- _Short exercise_
Identify all lines below that hold "subtitle" and collect them.

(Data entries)
+++
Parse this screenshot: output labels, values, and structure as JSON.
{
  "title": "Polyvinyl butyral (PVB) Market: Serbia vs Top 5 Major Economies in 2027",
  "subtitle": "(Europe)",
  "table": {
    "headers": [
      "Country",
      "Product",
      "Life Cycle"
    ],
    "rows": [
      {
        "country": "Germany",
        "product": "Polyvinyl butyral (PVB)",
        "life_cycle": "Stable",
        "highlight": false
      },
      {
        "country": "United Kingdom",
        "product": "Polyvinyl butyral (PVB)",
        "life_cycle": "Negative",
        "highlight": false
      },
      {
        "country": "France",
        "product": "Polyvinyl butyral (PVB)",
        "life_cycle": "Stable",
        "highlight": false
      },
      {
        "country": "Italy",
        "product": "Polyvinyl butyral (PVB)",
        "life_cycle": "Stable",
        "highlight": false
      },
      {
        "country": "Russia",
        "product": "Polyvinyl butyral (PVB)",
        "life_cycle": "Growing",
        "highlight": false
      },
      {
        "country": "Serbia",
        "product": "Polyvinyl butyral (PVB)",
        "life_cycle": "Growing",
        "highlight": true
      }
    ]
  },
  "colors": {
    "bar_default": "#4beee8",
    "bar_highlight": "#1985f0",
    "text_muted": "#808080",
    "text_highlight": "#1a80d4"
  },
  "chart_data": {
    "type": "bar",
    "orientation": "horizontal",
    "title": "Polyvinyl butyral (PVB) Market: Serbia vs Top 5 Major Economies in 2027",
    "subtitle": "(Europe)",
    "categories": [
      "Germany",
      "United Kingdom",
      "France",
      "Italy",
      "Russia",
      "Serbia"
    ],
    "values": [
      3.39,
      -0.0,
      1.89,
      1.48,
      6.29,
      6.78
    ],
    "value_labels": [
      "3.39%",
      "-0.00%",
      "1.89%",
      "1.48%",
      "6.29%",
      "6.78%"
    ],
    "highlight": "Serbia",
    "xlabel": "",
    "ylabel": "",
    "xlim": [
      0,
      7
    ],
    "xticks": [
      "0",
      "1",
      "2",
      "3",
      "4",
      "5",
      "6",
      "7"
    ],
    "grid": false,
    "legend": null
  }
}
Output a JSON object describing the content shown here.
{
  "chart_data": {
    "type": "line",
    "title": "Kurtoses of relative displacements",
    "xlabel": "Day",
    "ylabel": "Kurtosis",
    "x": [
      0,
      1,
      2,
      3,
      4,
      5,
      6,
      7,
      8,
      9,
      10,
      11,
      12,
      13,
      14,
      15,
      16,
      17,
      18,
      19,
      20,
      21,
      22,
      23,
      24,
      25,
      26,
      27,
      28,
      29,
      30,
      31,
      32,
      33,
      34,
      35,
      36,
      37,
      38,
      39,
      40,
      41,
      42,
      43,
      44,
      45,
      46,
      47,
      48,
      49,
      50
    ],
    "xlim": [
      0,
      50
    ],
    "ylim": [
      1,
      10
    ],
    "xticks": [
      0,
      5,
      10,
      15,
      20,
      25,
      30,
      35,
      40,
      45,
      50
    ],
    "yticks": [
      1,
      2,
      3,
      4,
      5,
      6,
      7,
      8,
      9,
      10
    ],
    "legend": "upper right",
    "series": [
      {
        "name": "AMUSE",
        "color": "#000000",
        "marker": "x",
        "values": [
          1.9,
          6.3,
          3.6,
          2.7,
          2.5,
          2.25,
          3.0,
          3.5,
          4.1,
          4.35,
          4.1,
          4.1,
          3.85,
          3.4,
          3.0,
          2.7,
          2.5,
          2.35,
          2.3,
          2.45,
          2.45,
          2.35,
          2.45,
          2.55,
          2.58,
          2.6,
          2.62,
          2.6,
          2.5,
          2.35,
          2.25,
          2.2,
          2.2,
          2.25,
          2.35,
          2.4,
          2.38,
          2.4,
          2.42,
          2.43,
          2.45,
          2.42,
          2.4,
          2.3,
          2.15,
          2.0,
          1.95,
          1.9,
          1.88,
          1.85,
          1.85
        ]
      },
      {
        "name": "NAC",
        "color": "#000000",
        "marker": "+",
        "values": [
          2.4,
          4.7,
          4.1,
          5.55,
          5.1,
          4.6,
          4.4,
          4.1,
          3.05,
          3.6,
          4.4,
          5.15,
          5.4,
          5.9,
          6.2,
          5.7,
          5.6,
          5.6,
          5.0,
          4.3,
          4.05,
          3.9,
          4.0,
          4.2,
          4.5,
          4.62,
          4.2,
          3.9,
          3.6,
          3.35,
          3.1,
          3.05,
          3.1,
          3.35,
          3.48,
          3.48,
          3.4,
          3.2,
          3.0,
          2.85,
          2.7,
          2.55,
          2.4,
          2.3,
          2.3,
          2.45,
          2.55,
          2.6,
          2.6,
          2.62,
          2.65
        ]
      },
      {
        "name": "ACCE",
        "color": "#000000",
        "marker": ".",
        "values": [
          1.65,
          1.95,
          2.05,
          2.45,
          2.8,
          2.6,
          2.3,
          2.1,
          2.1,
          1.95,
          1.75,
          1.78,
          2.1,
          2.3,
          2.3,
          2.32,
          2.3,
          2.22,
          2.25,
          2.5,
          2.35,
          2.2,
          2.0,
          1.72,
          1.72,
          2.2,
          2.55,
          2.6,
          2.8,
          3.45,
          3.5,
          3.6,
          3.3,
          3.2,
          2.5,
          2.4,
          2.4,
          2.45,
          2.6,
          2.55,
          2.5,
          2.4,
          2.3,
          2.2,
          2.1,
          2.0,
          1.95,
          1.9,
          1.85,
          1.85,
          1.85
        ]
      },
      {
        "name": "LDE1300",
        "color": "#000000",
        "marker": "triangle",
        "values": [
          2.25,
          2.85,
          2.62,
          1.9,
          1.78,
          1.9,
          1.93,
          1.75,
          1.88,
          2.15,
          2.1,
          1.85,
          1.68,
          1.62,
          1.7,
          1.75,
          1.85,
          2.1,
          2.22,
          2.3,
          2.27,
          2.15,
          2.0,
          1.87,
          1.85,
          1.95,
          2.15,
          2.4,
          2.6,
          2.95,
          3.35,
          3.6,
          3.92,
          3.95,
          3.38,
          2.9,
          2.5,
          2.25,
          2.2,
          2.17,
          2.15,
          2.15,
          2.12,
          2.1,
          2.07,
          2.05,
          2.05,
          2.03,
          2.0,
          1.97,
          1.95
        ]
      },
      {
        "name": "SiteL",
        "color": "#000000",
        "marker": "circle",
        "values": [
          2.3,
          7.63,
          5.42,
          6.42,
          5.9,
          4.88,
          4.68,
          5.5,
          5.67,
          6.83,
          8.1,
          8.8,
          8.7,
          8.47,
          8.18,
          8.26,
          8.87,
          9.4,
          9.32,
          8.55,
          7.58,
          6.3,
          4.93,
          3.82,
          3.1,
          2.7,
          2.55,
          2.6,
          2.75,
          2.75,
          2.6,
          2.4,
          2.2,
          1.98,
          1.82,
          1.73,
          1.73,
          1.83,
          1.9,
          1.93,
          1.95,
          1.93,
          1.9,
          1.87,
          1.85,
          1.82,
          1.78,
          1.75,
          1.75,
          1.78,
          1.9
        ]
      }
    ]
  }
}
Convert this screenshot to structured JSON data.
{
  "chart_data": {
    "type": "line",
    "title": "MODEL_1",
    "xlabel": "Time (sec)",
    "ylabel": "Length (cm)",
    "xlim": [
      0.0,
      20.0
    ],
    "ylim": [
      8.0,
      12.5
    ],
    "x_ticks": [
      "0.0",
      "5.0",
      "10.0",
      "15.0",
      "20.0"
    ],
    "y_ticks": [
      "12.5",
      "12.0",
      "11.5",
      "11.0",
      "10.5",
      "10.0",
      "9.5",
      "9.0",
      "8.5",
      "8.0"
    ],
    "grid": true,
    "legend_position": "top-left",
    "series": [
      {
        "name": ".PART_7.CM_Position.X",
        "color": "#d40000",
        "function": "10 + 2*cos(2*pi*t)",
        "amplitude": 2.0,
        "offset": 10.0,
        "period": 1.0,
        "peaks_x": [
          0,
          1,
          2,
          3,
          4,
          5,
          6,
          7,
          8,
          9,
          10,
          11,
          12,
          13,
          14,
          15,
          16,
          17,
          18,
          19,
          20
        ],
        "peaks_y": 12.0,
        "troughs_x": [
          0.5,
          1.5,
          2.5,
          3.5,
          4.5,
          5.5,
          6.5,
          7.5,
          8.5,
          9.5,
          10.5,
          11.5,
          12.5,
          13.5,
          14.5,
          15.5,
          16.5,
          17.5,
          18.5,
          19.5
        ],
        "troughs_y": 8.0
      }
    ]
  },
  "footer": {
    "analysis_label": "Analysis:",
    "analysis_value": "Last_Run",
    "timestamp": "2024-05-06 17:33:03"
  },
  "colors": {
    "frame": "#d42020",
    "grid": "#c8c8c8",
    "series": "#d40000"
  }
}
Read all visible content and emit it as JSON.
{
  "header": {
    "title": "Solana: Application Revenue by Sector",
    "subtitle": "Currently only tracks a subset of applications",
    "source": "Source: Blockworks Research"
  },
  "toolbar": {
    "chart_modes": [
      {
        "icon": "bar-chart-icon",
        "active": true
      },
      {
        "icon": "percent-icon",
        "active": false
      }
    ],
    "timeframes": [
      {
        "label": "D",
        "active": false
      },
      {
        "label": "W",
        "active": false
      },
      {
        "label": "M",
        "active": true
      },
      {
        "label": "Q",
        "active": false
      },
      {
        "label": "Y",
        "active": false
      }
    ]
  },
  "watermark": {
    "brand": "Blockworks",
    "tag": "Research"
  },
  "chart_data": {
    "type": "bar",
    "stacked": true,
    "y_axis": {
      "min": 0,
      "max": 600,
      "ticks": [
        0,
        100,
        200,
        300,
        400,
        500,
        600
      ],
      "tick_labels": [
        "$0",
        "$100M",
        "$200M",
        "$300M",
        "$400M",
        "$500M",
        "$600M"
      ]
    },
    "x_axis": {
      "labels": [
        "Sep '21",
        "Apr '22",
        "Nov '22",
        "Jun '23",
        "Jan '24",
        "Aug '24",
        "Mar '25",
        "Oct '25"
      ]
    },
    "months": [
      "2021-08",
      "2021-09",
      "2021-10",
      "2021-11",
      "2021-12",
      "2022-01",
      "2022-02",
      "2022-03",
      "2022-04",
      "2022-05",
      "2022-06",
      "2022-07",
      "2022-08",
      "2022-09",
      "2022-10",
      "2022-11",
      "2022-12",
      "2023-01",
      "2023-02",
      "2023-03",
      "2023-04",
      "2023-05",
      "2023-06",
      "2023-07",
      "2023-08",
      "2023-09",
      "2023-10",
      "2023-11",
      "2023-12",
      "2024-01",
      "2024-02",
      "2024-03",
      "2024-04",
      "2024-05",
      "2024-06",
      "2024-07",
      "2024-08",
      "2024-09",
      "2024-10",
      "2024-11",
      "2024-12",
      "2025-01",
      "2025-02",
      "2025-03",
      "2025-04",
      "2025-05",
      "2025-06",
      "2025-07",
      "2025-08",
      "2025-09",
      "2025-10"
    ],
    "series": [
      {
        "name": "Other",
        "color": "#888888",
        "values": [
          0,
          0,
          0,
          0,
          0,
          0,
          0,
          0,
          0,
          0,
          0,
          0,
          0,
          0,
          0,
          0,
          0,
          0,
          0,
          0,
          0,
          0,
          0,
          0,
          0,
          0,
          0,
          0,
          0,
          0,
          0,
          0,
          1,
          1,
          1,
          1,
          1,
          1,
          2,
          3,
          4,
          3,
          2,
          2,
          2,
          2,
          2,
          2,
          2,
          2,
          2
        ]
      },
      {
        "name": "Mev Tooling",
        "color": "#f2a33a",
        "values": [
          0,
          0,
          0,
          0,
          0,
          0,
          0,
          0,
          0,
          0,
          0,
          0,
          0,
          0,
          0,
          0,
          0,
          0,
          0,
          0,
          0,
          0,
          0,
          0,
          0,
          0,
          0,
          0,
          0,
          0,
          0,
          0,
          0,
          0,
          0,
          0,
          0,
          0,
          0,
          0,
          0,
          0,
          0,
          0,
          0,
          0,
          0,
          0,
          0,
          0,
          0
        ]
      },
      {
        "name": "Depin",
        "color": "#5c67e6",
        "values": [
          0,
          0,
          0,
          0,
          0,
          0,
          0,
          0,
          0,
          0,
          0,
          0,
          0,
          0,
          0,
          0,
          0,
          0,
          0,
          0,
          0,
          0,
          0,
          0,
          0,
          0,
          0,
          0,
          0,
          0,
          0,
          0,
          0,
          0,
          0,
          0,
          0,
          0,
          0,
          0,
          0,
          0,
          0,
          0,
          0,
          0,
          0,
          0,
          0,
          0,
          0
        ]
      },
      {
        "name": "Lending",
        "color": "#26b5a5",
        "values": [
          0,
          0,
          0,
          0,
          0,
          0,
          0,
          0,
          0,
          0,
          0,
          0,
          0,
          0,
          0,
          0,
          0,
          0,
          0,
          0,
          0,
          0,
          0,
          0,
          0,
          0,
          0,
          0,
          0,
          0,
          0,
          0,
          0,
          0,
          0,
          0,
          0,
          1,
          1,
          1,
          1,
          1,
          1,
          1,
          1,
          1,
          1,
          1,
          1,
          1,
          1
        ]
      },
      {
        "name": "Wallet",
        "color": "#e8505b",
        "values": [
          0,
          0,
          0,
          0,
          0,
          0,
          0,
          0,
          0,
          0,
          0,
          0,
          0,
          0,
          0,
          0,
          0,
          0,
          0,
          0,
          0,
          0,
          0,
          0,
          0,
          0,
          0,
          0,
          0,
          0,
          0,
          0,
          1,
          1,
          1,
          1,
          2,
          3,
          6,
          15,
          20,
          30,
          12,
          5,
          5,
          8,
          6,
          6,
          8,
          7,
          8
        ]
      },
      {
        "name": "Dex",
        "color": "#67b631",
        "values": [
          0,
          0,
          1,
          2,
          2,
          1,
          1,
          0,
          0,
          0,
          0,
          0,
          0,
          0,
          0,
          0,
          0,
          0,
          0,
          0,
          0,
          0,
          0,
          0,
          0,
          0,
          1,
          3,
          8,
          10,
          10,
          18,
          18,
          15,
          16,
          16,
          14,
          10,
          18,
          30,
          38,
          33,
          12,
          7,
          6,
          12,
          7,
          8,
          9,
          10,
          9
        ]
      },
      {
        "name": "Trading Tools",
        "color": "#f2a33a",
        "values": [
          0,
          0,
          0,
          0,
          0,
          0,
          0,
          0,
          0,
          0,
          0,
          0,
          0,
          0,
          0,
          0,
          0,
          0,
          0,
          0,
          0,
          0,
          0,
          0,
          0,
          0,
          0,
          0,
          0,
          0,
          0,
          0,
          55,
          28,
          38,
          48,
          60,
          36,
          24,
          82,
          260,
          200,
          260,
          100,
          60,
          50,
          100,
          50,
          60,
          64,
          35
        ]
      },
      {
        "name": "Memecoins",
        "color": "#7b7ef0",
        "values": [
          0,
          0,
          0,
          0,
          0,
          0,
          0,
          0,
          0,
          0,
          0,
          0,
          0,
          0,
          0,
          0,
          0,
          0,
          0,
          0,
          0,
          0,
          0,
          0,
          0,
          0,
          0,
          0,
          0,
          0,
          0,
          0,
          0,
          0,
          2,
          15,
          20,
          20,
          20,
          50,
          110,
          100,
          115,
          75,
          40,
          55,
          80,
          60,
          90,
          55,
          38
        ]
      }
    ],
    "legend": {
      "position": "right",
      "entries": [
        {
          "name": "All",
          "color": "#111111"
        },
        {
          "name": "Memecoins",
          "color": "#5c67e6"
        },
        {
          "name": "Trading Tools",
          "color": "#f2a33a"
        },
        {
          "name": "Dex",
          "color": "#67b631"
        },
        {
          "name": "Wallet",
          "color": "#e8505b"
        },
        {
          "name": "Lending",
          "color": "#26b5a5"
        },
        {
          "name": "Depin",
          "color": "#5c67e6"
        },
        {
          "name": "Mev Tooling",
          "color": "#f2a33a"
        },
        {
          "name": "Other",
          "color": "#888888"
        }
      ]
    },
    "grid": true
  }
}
+++
- _Response_
  "subtitle": "(Europe)",
    "subtitle": "(Europe)",
    "subtitle": "Currently only tracks a subset of applications",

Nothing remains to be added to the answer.